** START Records **

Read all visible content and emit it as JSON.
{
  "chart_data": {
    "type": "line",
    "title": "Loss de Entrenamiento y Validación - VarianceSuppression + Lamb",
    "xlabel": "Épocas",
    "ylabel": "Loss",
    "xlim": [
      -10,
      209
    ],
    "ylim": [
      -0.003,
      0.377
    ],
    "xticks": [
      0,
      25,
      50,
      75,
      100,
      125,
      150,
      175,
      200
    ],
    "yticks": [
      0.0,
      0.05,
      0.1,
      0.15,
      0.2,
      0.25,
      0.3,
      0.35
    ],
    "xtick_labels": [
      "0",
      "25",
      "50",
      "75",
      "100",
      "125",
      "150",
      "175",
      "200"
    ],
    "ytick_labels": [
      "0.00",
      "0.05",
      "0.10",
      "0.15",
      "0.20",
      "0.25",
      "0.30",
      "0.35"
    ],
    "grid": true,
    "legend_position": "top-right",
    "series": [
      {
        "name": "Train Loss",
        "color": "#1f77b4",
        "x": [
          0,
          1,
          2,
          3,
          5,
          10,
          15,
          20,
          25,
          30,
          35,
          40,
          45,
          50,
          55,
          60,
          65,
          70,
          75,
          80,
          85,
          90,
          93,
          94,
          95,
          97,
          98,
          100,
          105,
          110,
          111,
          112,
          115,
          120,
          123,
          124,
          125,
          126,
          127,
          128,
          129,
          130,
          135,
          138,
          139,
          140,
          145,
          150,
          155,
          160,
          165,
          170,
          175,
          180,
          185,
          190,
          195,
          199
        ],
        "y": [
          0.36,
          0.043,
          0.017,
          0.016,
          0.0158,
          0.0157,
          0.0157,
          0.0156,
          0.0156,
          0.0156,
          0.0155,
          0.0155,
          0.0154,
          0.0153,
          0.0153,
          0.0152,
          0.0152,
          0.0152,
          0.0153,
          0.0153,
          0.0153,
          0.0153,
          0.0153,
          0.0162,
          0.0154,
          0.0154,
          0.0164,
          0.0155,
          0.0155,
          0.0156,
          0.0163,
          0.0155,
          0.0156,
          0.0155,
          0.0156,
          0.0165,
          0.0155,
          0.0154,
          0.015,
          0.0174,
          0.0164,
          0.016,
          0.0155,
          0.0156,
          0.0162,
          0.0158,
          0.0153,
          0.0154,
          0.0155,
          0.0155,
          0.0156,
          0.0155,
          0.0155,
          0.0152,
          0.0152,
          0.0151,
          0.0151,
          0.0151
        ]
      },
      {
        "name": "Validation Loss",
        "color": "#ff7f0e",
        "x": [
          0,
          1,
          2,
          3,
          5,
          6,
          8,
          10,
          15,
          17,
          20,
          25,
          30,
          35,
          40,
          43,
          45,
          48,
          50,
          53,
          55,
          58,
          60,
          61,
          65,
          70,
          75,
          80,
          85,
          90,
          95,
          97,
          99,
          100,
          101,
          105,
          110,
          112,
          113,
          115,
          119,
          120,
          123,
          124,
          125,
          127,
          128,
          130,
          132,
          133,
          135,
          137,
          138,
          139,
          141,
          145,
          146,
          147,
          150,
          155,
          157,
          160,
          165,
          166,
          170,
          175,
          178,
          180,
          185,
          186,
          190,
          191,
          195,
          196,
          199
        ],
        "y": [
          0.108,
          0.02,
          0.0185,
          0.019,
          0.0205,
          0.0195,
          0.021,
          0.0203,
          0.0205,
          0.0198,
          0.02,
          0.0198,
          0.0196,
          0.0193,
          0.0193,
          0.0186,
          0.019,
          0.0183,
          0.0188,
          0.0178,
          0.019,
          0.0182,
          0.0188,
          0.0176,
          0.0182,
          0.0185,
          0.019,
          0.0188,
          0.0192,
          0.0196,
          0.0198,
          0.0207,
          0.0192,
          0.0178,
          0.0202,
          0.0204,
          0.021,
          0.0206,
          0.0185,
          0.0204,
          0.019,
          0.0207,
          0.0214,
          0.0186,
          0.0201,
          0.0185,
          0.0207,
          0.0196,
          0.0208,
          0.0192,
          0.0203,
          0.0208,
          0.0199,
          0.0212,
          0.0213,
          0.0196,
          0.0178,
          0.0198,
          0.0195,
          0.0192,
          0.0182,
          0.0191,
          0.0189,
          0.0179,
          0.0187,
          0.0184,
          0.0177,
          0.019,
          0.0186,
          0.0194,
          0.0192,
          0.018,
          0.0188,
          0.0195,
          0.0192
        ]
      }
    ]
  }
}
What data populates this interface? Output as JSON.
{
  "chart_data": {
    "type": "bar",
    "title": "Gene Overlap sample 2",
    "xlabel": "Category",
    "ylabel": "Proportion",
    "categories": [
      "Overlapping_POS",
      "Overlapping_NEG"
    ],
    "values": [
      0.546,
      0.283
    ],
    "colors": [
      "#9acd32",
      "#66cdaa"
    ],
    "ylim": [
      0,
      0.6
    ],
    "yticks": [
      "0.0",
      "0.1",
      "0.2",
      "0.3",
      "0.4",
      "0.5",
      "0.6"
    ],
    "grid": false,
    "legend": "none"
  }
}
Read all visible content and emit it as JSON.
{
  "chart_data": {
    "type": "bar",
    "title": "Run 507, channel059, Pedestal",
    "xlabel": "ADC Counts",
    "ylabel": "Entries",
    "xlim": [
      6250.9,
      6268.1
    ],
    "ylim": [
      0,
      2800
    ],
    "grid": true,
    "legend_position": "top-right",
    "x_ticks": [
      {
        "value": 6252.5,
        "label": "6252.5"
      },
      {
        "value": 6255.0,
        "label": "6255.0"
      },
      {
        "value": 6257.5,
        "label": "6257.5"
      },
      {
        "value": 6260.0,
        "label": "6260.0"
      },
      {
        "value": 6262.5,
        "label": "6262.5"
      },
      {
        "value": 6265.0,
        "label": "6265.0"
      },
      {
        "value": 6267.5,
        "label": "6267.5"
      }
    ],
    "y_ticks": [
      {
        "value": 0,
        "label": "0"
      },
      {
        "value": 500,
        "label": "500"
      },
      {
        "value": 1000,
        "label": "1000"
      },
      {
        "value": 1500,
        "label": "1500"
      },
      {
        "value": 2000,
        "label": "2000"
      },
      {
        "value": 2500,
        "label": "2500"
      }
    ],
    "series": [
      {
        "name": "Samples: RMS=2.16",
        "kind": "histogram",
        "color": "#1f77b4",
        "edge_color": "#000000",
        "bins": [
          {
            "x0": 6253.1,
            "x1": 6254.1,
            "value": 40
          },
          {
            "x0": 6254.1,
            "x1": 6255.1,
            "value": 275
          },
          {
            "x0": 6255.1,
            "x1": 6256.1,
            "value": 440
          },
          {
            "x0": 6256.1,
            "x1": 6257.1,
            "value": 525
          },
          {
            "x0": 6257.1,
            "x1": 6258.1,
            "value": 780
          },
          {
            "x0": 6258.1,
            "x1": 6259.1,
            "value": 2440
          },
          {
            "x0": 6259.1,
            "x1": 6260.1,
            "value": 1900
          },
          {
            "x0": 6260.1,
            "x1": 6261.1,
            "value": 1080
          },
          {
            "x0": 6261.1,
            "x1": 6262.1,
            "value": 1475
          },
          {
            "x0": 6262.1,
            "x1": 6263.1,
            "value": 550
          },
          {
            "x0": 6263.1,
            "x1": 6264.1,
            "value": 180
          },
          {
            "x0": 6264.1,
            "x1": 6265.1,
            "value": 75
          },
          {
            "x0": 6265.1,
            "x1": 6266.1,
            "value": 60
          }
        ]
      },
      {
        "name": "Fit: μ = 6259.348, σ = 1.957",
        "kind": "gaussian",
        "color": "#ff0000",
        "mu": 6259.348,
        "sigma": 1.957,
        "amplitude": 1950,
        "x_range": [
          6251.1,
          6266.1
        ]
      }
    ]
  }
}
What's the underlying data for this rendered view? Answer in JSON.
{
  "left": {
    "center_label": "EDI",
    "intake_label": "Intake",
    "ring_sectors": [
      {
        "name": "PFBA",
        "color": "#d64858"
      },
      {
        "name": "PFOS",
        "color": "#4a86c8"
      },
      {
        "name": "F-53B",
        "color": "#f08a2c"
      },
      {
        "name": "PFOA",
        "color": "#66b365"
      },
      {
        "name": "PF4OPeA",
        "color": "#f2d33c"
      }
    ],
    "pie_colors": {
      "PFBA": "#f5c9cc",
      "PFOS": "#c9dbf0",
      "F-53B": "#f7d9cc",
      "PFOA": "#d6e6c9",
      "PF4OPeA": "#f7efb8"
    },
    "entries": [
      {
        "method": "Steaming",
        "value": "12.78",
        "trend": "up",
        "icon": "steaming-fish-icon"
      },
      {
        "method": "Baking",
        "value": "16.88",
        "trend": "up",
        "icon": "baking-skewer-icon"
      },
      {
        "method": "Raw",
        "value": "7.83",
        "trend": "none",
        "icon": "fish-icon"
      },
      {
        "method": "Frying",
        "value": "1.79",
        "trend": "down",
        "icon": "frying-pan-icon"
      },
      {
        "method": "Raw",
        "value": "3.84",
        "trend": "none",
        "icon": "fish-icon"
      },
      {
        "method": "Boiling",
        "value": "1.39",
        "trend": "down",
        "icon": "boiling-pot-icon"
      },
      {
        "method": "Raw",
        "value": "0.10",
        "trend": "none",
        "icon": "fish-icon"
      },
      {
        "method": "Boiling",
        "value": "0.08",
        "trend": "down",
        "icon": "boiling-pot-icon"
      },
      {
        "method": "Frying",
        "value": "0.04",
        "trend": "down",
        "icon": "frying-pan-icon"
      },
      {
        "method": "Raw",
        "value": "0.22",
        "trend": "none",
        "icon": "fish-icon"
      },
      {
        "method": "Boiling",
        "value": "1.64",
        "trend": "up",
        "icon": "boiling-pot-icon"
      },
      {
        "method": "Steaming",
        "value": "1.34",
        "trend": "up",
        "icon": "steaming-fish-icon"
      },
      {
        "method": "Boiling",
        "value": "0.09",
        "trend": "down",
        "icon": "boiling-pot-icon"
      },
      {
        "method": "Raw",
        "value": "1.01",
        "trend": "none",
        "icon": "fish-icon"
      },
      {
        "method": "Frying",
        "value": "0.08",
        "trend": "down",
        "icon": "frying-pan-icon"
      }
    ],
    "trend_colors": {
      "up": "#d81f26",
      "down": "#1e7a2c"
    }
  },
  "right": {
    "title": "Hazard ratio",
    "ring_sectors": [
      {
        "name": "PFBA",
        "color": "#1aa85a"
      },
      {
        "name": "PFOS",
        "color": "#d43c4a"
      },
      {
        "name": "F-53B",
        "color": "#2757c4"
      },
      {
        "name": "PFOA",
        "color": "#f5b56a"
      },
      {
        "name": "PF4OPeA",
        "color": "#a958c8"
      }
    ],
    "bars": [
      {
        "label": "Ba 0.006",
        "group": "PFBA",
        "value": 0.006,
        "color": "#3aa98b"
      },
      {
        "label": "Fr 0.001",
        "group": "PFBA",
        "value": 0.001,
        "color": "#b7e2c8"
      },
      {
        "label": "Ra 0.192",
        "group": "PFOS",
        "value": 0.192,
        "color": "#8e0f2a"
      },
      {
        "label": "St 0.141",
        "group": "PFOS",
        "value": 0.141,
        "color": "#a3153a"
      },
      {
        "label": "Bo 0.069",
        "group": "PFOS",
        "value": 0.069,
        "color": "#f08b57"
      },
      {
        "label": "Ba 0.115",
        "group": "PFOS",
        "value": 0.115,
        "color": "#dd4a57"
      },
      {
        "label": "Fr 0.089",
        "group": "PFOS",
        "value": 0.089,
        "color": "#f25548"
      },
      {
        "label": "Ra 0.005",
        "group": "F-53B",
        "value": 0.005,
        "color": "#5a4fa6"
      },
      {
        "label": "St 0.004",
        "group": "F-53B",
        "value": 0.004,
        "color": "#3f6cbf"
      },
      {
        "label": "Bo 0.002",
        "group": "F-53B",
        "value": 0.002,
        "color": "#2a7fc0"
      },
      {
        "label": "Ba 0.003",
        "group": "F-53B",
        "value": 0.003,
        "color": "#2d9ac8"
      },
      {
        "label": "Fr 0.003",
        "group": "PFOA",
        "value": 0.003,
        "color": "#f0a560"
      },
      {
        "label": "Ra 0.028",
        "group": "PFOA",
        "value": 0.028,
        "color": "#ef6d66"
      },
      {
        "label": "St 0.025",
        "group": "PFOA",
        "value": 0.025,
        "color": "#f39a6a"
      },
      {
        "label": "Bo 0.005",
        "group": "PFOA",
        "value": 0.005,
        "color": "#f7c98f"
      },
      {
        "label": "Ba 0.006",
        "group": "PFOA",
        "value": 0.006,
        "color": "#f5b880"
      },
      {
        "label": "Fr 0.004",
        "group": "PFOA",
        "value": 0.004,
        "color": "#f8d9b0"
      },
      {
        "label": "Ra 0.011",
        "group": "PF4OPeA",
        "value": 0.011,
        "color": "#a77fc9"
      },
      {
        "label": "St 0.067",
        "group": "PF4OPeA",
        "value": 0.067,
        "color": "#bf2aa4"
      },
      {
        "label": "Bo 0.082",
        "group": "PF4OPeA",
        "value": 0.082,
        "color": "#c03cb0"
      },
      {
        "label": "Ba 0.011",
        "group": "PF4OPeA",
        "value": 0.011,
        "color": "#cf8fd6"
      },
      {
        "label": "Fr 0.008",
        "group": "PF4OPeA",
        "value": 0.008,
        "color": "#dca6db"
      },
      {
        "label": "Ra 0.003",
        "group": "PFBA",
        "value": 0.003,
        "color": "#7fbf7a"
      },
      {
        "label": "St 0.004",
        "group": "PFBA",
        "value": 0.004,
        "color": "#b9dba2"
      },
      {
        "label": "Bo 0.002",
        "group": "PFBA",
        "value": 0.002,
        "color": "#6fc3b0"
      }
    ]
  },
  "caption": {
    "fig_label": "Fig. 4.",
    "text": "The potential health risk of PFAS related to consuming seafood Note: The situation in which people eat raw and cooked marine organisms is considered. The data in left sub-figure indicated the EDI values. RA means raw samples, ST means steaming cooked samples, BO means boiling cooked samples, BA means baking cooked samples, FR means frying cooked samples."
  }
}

** END Records **

» Given request
Write down the number of lines where the word "title" appears, and nothing further.

» Solution
4